Written exercise - Write out, precisely and in full, each line of the material.

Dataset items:
'''

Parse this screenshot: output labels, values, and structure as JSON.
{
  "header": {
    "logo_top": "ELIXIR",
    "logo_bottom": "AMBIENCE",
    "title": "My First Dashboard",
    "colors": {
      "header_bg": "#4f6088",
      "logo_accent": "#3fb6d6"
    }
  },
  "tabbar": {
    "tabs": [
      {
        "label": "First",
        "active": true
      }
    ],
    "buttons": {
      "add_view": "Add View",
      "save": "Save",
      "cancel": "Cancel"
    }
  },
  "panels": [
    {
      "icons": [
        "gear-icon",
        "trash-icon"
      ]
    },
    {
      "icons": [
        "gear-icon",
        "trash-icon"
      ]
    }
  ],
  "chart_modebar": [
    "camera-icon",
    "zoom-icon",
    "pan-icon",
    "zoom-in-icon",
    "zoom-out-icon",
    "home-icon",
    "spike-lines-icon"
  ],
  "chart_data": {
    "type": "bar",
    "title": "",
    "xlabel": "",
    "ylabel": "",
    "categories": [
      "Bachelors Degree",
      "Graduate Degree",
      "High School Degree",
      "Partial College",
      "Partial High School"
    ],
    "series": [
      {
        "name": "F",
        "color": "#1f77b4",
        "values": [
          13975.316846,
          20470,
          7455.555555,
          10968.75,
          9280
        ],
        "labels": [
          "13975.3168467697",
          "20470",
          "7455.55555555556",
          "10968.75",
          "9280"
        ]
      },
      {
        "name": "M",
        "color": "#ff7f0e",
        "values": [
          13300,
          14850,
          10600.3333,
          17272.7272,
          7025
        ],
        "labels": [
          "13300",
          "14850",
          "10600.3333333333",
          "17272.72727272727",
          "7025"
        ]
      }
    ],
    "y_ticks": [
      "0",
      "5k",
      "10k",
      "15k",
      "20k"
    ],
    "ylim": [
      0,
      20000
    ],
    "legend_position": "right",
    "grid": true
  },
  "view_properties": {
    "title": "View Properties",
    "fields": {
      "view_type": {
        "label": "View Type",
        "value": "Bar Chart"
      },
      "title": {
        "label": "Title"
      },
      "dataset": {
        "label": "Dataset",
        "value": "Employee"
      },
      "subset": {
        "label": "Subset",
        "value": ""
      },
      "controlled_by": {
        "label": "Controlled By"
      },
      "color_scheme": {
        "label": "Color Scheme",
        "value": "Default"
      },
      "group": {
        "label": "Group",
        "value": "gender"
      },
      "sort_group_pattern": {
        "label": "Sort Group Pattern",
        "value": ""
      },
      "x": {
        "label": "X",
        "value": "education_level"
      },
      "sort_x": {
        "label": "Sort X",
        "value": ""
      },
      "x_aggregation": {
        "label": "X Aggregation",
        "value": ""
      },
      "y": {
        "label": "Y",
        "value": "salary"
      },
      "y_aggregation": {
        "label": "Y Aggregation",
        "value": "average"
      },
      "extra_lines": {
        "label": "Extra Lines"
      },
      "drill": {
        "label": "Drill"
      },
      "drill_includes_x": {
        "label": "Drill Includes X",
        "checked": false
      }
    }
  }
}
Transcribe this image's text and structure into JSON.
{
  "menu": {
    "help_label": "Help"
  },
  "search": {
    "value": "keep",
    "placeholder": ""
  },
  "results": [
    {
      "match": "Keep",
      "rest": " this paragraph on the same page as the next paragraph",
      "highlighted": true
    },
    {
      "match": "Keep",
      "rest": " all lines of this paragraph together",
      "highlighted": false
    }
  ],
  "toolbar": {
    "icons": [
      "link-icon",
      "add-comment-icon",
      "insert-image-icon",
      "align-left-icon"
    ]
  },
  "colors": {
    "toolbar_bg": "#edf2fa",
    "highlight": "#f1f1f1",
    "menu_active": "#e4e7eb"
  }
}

'''

Solution for this task -
Parse this screenshot: output labels, values, and structure as JSON.
{
  "header": {
    "logo_top": "ELIXIR",
    "logo_bottom": "AMBIENCE",
    "title": "My First Dashboard",
    "colors": {
      "header_bg": "#4f6088",
      "logo_accent": "#3fb6d6"
    }
  },
  "tabbar": {
    "tabs": [
      {
        "label": "First",
        "active": true
      }
    ],
    "buttons": {
      "add_view": "Add View",
      "save": "Save",
      "cancel": "Cancel"
    }
  },
  "panels": [
    {
      "icons": [
        "gear-icon",
        "trash-icon"
      ]
    },
    {
      "icons": [
        "gear-icon",
        "trash-icon"
      ]
    }
  ],
  "chart_modebar": [
    "camera-icon",
    "zoom-icon",
    "pan-icon",
    "zoom-in-icon",
    "zoom-out-icon",
    "home-icon",
    "spike-lines-icon"
  ],
  "chart_data": {
    "type": "bar",
    "title": "",
    "xlabel": "",
    "ylabel": "",
    "categories": [
      "Bachelors Degree",
      "Graduate Degree",
      "High School Degree",
      "Partial College",
      "Partial High School"
    ],
    "series": [
      {
        "name": "F",
        "color": "#1f77b4",
        "values": [
          13975.316846,
          20470,
          7455.555555,
          10968.75,
          9280
        ],
        "labels": [
          "13975.3168467697",
          "20470",
          "7455.55555555556",
          "10968.75",
          "9280"
        ]
      },
      {
        "name": "M",
        "color": "#ff7f0e",
        "values": [
          13300,
          14850,
          10600.3333,
          17272.7272,
          7025
        ],
        "labels": [
          "13300",
          "14850",
          "10600.3333333333",
          "17272.72727272727",
          "7025"
        ]
      }
    ],
    "y_ticks": [
      "0",
      "5k",
      "10k",
      "15k",
      "20k"
    ],
    "ylim": [
      0,
      20000
    ],
    "legend_position": "right",
    "grid": true
  },
  "view_properties": {
    "title": "View Properties",
    "fields": {
      "view_type": {
        "label": "View Type",
        "value": "Bar Chart"
      },
      "title": {
        "label": "Title"
      },
      "dataset": {
        "label": "Dataset",
        "value": "Employee"
      },
      "subset": {
        "label": "Subset",
        "value": ""
      },
      "controlled_by": {
        "label": "Controlled By"
      },
      "color_scheme": {
        "label": "Color Scheme",
        "value": "Default"
      },
      "group": {
        "label": "Group",
        "value": "gender"
      },
      "sort_group_pattern": {
        "label": "Sort Group Pattern",
        "value": ""
      },
      "x": {
        "label": "X",
        "value": "education_level"
      },
      "sort_x": {
        "label": "Sort X",
        "value": ""
      },
      "x_aggregation": {
        "label": "X Aggregation",
        "value": ""
      },
      "y": {
        "label": "Y",
        "value": "salary"
      },
      "y_aggregation": {
        "label": "Y Aggregation",
        "value": "average"
      },
      "extra_lines": {
        "label": "Extra Lines"
      },
      "drill": {
        "label": "Drill"
      },
      "drill_includes_x": {
        "label": "Drill Includes X",
        "checked": false
      }
    }
  }
}
Transcribe this image's text and structure into JSON.
{
  "menu": {
    "help_label": "Help"
  },
  "search": {
    "value": "keep",
    "placeholder": ""
  },
  "results": [
    {
      "match": "Keep",
      "rest": " this paragraph on the same page as the next paragraph",
      "highlighted": true
    },
    {
      "match": "Keep",
      "rest": " all lines of this paragraph together",
      "highlighted": false
    }
  ],
  "toolbar": {
    "icons": [
      "link-icon",
      "add-comment-icon",
      "insert-image-icon",
      "align-left-icon"
    ]
  },
  "colors": {
    "toolbar_bg": "#edf2fa",
    "highlight": "#f1f1f1",
    "menu_active": "#e4e7eb"
  }
}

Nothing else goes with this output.